▸ Task statement
Take the data that follows and retype it word for word.

▸ Material for the task
::::

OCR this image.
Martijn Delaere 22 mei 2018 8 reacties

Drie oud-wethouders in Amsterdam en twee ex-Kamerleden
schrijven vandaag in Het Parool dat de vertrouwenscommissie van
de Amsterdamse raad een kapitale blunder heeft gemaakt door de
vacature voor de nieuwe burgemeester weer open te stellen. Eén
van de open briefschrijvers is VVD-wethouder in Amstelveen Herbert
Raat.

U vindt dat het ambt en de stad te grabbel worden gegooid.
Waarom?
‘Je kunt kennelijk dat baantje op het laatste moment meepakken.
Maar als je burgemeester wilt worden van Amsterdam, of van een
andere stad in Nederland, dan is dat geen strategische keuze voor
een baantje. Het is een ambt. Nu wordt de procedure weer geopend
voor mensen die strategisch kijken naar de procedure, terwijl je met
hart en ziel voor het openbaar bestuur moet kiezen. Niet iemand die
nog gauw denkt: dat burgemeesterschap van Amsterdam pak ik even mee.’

::::

▸ Written response
OCR this image.
Martijn Delaere 22 mei 2018 8 reacties

Drie oud-wethouders in Amsterdam en twee ex-Kamerleden
schrijven vandaag in Het Parool dat de vertrouwenscommissie van
de Amsterdamse raad een kapitale blunder heeft gemaakt door de
vacature voor de nieuwe burgemeester weer open te stellen. Eén
van de open briefschrijvers is VVD-wethouder in Amstelveen Herbert
Raat.

U vindt dat het ambt en de stad te grabbel worden gegooid.
Waarom?
‘Je kunt kennelijk dat baantje op het laatste moment meepakken.
Maar als je burgemeester wilt worden van Amsterdam, of van een
andere stad in Nederland, dan is dat geen strategische keuze voor
een baantje. Het is een ambt. Nu wordt de procedure weer geopend
voor mensen die strategisch kijken naar de procedure, terwijl je met
hart en ziel voor het openbaar bestuur moet kiezen. Niet iemand die
nog gauw denkt: dat burgemeesterschap van Amsterdam pak ik even mee.’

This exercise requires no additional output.